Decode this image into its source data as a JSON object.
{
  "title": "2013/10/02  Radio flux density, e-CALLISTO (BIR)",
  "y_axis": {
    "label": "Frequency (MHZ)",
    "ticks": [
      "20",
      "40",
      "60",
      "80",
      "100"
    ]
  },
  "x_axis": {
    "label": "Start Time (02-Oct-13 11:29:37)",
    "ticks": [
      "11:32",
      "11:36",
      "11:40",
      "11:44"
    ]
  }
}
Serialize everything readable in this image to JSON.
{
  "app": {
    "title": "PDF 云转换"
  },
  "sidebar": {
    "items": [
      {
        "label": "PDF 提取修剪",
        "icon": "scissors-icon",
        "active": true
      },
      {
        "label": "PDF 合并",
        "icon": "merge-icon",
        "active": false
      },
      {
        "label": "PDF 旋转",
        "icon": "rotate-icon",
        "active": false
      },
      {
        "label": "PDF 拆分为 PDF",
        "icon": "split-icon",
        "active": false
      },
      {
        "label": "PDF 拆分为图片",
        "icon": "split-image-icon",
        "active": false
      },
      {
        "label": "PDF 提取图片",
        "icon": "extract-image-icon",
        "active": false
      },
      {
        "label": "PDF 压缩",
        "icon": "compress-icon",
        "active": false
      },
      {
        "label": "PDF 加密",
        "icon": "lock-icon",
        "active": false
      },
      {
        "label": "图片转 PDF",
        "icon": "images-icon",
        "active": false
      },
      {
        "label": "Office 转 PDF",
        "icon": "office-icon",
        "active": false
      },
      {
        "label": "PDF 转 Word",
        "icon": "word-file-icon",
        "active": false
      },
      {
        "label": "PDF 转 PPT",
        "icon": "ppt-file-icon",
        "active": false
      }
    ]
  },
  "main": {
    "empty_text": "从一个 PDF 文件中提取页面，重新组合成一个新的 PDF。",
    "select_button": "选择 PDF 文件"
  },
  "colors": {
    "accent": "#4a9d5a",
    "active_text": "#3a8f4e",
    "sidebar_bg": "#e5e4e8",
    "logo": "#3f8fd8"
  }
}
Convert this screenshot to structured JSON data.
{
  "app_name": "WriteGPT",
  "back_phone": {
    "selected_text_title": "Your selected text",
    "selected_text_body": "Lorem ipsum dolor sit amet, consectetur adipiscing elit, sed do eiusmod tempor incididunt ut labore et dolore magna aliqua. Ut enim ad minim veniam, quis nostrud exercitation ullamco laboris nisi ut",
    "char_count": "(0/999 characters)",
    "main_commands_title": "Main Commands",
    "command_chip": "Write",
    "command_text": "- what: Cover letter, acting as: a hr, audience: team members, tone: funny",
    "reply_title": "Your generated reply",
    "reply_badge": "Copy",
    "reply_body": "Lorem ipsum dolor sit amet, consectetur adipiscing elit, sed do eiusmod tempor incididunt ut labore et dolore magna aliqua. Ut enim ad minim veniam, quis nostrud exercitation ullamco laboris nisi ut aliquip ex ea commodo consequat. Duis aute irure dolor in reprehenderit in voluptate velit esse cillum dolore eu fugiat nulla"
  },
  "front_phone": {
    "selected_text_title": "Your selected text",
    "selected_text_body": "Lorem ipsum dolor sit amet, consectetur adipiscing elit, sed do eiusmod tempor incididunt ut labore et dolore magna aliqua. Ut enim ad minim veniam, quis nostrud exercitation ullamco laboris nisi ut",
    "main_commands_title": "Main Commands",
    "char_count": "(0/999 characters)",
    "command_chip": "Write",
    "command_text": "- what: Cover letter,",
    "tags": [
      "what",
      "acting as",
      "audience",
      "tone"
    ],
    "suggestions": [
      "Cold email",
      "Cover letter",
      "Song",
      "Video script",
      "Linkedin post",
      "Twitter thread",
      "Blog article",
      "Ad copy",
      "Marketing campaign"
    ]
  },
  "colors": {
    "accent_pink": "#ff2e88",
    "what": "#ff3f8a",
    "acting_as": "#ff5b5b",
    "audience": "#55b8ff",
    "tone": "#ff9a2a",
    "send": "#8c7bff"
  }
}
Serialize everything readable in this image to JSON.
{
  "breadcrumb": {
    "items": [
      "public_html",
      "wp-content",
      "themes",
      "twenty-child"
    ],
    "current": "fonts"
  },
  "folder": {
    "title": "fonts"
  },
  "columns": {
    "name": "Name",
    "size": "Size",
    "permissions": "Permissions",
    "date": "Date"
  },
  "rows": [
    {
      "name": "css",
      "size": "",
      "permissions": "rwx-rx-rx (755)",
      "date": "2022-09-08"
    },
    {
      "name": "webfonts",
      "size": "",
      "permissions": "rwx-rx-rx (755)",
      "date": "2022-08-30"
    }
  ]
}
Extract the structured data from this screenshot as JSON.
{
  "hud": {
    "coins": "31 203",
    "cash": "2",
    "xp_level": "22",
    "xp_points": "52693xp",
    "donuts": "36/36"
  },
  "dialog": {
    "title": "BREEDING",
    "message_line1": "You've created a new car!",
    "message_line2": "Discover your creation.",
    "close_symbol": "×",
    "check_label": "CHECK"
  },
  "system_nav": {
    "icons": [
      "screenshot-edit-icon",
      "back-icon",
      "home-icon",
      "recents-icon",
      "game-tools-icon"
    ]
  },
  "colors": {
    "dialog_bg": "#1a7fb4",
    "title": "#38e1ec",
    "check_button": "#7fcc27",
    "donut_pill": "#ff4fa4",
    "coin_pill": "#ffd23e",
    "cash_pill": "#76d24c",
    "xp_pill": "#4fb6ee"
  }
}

## Exercise directions:
Output every entry shown above, exactly.

## Answer in full:
Decode this image into its source data as a JSON object.
{
  "title": "2013/10/02  Radio flux density, e-CALLISTO (BIR)",
  "y_axis": {
    "label": "Frequency (MHZ)",
    "ticks": [
      "20",
      "40",
      "60",
      "80",
      "100"
    ]
  },
  "x_axis": {
    "label": "Start Time (02-Oct-13 11:29:37)",
    "ticks": [
      "11:32",
      "11:36",
      "11:40",
      "11:44"
    ]
  }
}
Serialize everything readable in this image to JSON.
{
  "app": {
    "title": "PDF 云转换"
  },
  "sidebar": {
    "items": [
      {
        "label": "PDF 提取修剪",
        "icon": "scissors-icon",
        "active": true
      },
      {
        "label": "PDF 合并",
        "icon": "merge-icon",
        "active": false
      },
      {
        "label": "PDF 旋转",
        "icon": "rotate-icon",
        "active": false
      },
      {
        "label": "PDF 拆分为 PDF",
        "icon": "split-icon",
        "active": false
      },
      {
        "label": "PDF 拆分为图片",
        "icon": "split-image-icon",
        "active": false
      },
      {
        "label": "PDF 提取图片",
        "icon": "extract-image-icon",
        "active": false
      },
      {
        "label": "PDF 压缩",
        "icon": "compress-icon",
        "active": false
      },
      {
        "label": "PDF 加密",
        "icon": "lock-icon",
        "active": false
      },
      {
        "label": "图片转 PDF",
        "icon": "images-icon",
        "active": false
      },
      {
        "label": "Office 转 PDF",
        "icon": "office-icon",
        "active": false
      },
      {
        "label": "PDF 转 Word",
        "icon": "word-file-icon",
        "active": false
      },
      {
        "label": "PDF 转 PPT",
        "icon": "ppt-file-icon",
        "active": false
      }
    ]
  },
  "main": {
    "empty_text": "从一个 PDF 文件中提取页面，重新组合成一个新的 PDF。",
    "select_button": "选择 PDF 文件"
  },
  "colors": {
    "accent": "#4a9d5a",
    "active_text": "#3a8f4e",
    "sidebar_bg": "#e5e4e8",
    "logo": "#3f8fd8"
  }
}
Convert this screenshot to structured JSON data.
{
  "app_name": "WriteGPT",
  "back_phone": {
    "selected_text_title": "Your selected text",
    "selected_text_body": "Lorem ipsum dolor sit amet, consectetur adipiscing elit, sed do eiusmod tempor incididunt ut labore et dolore magna aliqua. Ut enim ad minim veniam, quis nostrud exercitation ullamco laboris nisi ut",
    "char_count": "(0/999 characters)",
    "main_commands_title": "Main Commands",
    "command_chip": "Write",
    "command_text": "- what: Cover letter, acting as: a hr, audience: team members, tone: funny",
    "reply_title": "Your generated reply",
    "reply_badge": "Copy",
    "reply_body": "Lorem ipsum dolor sit amet, consectetur adipiscing elit, sed do eiusmod tempor incididunt ut labore et dolore magna aliqua. Ut enim ad minim veniam, quis nostrud exercitation ullamco laboris nisi ut aliquip ex ea commodo consequat. Duis aute irure dolor in reprehenderit in voluptate velit esse cillum dolore eu fugiat nulla"
  },
  "front_phone": {
    "selected_text_title": "Your selected text",
    "selected_text_body": "Lorem ipsum dolor sit amet, consectetur adipiscing elit, sed do eiusmod tempor incididunt ut labore et dolore magna aliqua. Ut enim ad minim veniam, quis nostrud exercitation ullamco laboris nisi ut",
    "main_commands_title": "Main Commands",
    "char_count": "(0/999 characters)",
    "command_chip": "Write",
    "command_text": "- what: Cover letter,",
    "tags": [
      "what",
      "acting as",
      "audience",
      "tone"
    ],
    "suggestions": [
      "Cold email",
      "Cover letter",
      "Song",
      "Video script",
      "Linkedin post",
      "Twitter thread",
      "Blog article",
      "Ad copy",
      "Marketing campaign"
    ]
  },
  "colors": {
    "accent_pink": "#ff2e88",
    "what": "#ff3f8a",
    "acting_as": "#ff5b5b",
    "audience": "#55b8ff",
    "tone": "#ff9a2a",
    "send": "#8c7bff"
  }
}
Serialize everything readable in this image to JSON.
{
  "breadcrumb": {
    "items": [
      "public_html",
      "wp-content",
      "themes",
      "twenty-child"
    ],
    "current": "fonts"
  },
  "folder": {
    "title": "fonts"
  },
  "columns": {
    "name": "Name",
    "size": "Size",
    "permissions": "Permissions",
    "date": "Date"
  },
  "rows": [
    {
      "name": "css",
      "size": "",
      "permissions": "rwx-rx-rx (755)",
      "date": "2022-09-08"
    },
    {
      "name": "webfonts",
      "size": "",
      "permissions": "rwx-rx-rx (755)",
      "date": "2022-08-30"
    }
  ]
}
Extract the structured data from this screenshot as JSON.
{
  "hud": {
    "coins": "31 203",
    "cash": "2",
    "xp_level": "22",
    "xp_points": "52693xp",
    "donuts": "36/36"
  },
  "dialog": {
    "title": "BREEDING",
    "message_line1": "You've created a new car!",
    "message_line2": "Discover your creation.",
    "close_symbol": "×",
    "check_label": "CHECK"
  },
  "system_nav": {
    "icons": [
      "screenshot-edit-icon",
      "back-icon",
      "home-icon",
      "recents-icon",
      "game-tools-icon"
    ]
  },
  "colors": {
    "dialog_bg": "#1a7fb4",
    "title": "#38e1ec",
    "check_button": "#7fcc27",
    "donut_pill": "#ff4fa4",
    "coin_pill": "#ffd23e",
    "cash_pill": "#76d24c",
    "xp_pill": "#4fb6ee"
  }
}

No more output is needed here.